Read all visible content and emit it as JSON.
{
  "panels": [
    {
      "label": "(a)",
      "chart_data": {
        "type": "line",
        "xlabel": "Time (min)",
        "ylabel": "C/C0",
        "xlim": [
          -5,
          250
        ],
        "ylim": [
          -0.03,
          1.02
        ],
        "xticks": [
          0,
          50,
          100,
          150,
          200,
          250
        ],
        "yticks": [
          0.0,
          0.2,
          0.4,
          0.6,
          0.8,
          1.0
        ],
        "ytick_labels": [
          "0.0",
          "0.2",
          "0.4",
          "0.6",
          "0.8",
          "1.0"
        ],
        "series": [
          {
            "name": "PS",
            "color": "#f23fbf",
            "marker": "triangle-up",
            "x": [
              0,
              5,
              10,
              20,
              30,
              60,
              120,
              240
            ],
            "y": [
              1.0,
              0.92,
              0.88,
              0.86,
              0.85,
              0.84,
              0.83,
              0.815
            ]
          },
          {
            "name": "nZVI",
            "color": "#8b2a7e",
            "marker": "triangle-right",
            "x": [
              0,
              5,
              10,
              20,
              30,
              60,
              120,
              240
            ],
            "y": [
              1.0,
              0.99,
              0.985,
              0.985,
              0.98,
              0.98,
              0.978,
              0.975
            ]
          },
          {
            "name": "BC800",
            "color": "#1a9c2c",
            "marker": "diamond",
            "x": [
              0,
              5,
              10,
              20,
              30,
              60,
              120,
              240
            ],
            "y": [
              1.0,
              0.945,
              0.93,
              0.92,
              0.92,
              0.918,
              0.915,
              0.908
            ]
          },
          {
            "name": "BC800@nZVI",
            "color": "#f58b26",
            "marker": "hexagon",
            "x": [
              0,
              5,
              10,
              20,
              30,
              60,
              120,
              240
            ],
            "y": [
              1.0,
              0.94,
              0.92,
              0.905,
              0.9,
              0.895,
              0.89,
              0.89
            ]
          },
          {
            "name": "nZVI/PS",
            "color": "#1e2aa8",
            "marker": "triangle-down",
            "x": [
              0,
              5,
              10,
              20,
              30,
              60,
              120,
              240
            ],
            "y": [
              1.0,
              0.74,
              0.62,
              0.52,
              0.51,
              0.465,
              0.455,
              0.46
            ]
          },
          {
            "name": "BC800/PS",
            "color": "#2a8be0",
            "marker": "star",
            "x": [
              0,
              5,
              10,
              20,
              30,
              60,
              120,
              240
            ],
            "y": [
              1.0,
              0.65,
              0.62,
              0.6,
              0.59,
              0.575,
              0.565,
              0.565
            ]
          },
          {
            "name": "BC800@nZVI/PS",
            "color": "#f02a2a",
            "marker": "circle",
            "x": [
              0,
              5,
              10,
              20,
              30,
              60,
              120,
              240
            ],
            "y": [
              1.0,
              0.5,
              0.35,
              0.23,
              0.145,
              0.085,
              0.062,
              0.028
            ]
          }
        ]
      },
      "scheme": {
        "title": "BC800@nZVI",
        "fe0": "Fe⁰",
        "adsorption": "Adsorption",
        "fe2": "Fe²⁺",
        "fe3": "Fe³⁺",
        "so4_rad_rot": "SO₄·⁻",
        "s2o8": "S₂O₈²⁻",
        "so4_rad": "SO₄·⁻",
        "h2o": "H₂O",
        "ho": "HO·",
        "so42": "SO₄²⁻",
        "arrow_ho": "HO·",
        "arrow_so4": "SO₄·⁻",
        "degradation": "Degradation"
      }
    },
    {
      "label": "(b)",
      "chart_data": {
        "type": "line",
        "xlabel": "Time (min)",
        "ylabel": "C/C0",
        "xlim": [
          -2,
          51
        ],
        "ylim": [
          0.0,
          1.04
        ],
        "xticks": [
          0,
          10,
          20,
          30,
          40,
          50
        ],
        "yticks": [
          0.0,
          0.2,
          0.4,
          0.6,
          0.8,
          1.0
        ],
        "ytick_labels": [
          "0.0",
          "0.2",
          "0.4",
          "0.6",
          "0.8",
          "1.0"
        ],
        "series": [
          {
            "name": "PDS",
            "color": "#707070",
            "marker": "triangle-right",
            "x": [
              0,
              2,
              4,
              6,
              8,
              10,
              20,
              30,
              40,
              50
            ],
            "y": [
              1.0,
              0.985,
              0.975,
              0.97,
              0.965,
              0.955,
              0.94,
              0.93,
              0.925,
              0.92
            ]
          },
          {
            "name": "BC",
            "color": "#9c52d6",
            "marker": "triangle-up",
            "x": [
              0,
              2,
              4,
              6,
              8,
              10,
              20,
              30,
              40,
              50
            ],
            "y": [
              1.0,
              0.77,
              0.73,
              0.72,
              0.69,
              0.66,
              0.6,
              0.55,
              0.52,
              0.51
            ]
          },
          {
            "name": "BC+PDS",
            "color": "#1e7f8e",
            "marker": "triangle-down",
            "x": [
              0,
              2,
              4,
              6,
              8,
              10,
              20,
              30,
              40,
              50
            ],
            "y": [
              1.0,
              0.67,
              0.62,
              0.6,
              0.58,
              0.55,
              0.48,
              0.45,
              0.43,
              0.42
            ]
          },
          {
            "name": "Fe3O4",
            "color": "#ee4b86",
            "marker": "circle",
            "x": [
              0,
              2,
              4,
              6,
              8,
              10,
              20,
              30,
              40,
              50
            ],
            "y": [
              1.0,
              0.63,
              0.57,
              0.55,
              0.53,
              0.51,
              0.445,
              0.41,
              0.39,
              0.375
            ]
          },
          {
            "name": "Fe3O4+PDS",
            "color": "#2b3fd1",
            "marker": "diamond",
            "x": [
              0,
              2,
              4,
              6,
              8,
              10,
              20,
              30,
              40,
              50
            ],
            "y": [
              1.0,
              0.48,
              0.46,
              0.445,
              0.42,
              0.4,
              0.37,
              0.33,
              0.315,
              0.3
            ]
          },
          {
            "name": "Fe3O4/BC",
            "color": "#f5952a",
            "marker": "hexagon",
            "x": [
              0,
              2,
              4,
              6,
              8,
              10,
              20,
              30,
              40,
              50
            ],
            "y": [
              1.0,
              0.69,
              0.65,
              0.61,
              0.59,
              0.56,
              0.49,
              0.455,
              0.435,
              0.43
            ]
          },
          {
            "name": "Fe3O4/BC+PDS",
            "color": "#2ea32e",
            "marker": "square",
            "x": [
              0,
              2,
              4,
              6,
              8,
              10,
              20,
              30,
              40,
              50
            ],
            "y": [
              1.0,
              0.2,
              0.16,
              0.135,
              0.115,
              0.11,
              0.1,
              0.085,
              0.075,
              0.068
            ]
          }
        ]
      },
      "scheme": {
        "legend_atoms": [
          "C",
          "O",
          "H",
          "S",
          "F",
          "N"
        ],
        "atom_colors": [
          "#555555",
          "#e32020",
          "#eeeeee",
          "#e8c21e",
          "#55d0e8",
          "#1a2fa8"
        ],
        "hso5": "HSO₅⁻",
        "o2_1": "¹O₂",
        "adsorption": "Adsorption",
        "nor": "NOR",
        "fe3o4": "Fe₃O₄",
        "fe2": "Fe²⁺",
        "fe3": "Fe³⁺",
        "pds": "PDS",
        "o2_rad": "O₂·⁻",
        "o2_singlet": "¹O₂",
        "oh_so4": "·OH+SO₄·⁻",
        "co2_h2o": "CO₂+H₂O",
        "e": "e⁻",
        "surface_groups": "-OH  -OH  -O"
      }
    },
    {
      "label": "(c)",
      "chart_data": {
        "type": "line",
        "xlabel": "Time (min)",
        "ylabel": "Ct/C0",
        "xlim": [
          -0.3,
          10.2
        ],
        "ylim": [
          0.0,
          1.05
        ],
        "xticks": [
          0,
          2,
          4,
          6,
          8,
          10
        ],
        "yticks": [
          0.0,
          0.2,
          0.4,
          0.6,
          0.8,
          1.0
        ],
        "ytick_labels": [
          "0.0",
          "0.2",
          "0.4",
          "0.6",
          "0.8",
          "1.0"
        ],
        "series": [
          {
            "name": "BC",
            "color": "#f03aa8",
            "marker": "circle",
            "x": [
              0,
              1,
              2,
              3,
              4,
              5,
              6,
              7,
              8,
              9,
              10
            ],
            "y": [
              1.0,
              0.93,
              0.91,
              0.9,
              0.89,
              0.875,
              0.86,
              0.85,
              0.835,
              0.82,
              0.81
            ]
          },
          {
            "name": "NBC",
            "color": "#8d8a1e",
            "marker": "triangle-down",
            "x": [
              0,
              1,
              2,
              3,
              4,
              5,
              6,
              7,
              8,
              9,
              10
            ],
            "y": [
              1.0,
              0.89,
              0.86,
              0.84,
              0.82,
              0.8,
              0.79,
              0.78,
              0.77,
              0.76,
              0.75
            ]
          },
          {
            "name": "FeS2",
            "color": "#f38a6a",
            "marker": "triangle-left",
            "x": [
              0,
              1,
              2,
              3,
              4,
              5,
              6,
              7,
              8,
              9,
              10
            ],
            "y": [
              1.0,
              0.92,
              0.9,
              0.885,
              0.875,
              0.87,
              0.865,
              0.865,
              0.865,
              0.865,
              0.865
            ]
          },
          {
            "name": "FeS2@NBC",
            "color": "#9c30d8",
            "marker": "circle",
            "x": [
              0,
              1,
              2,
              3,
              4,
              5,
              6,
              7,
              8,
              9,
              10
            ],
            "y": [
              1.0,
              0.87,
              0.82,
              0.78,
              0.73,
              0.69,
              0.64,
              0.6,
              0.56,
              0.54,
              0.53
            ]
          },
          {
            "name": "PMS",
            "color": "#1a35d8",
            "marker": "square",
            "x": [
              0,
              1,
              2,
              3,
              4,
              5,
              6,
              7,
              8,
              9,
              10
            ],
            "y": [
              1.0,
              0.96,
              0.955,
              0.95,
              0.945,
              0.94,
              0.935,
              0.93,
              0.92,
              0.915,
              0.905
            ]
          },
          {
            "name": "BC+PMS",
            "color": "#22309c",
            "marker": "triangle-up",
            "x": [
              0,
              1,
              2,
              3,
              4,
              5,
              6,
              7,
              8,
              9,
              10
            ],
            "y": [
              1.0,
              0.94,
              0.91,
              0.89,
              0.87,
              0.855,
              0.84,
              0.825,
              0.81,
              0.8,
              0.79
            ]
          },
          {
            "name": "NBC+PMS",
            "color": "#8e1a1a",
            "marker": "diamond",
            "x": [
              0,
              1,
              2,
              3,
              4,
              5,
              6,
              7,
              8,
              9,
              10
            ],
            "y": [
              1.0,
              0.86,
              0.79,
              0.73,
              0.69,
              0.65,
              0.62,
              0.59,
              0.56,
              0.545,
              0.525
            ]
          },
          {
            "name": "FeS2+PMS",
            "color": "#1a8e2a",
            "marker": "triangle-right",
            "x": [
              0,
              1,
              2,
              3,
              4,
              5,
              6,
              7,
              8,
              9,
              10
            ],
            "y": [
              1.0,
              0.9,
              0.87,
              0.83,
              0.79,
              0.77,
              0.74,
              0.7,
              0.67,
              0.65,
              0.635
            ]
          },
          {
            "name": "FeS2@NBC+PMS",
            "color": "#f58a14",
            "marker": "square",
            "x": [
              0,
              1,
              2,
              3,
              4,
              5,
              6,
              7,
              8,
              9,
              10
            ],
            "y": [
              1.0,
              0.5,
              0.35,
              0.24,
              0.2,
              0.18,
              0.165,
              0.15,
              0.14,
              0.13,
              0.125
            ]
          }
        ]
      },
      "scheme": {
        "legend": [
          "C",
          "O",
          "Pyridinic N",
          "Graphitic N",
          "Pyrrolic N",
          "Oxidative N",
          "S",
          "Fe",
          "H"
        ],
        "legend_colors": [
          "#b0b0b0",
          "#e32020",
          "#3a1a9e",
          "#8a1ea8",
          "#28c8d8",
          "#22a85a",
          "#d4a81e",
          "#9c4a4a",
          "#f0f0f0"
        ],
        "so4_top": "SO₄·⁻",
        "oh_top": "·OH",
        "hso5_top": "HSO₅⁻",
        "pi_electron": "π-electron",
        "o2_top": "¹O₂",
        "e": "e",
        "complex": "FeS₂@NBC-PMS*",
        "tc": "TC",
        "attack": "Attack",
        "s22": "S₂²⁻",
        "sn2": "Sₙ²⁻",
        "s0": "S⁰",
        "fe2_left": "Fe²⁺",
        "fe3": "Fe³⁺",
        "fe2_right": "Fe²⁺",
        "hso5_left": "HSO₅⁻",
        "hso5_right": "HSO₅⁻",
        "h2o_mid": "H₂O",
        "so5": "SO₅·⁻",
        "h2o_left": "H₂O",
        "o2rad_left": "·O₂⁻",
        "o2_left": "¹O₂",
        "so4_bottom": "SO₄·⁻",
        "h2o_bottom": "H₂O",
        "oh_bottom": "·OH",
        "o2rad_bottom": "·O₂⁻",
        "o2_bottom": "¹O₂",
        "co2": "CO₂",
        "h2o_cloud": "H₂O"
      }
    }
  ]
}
##############################
Given request | Copy every line above that holds the word "nZVI".

Exercise result |
            "name": "nZVI",
            "name": "BC800@nZVI",
            "name": "nZVI/PS",
            "name": "BC800@nZVI/PS",
        "title": "BC800@nZVI",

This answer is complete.